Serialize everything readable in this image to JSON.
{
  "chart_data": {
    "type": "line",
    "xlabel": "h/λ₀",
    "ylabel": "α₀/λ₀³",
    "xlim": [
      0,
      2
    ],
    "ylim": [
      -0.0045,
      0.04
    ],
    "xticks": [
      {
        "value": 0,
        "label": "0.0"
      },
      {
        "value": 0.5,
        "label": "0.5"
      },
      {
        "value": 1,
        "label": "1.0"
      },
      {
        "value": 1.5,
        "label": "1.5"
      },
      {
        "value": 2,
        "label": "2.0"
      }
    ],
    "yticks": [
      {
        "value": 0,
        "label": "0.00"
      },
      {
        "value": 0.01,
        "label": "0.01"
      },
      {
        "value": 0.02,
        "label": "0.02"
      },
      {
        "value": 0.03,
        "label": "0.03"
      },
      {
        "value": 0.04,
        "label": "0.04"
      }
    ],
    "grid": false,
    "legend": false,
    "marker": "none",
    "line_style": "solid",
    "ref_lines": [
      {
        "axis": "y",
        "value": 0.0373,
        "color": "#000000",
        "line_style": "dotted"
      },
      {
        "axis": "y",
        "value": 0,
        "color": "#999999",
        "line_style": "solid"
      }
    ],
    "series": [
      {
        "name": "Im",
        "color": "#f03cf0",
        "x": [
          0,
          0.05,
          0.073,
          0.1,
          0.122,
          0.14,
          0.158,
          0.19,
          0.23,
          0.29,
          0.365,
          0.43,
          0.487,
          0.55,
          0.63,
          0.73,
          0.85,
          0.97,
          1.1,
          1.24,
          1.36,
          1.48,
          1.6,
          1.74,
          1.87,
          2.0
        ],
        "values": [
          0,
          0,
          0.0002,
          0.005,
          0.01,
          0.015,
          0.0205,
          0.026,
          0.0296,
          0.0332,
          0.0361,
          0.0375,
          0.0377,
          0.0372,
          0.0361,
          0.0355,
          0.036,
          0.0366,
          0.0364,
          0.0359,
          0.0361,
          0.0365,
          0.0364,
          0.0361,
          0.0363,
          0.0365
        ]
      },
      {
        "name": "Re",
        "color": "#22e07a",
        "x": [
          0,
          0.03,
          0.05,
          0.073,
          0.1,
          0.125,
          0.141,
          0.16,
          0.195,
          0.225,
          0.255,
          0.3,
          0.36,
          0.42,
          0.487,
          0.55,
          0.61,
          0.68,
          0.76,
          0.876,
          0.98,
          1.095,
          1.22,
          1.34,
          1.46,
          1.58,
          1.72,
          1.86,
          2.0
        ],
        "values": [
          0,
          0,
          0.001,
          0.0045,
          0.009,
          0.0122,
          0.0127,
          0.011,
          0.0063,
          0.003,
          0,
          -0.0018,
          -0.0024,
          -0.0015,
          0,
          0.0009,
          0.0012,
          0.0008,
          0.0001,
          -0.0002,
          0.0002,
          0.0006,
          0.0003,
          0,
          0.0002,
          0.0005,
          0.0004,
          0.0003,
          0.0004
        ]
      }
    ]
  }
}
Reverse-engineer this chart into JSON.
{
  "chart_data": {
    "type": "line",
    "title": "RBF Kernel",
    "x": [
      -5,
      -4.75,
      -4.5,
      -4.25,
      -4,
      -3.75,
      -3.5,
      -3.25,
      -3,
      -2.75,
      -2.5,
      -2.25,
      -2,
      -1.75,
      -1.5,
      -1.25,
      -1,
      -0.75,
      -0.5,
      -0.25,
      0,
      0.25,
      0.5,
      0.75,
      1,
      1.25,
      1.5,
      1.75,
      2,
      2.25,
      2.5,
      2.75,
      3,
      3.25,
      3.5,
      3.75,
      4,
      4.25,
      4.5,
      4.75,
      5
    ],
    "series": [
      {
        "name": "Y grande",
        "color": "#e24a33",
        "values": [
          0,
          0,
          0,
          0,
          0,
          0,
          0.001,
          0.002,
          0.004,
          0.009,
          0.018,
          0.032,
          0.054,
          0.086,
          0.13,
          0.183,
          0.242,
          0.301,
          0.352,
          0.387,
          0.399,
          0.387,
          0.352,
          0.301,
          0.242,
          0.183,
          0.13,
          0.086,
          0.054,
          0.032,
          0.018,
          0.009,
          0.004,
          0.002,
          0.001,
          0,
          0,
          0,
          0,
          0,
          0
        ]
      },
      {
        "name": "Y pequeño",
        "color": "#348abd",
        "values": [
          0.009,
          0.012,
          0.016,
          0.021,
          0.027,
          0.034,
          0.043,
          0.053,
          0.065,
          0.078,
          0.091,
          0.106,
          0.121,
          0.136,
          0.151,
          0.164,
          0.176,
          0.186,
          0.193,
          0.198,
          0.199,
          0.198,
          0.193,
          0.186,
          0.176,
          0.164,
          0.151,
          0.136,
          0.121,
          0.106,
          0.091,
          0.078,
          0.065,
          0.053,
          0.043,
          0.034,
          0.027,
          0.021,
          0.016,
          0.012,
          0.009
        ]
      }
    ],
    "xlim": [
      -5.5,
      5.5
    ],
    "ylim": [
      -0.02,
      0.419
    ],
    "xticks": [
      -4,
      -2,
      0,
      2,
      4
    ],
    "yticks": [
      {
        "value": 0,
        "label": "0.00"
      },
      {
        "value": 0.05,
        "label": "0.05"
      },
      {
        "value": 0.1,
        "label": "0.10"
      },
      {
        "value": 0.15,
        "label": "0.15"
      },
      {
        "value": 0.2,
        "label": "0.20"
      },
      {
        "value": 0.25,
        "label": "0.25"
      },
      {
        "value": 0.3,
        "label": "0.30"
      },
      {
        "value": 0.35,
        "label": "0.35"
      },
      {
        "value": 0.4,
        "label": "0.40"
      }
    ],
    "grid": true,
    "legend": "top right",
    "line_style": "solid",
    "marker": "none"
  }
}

● ● ●

Do this
Give only the number of lines in the data that hold the word "color".

Reply
6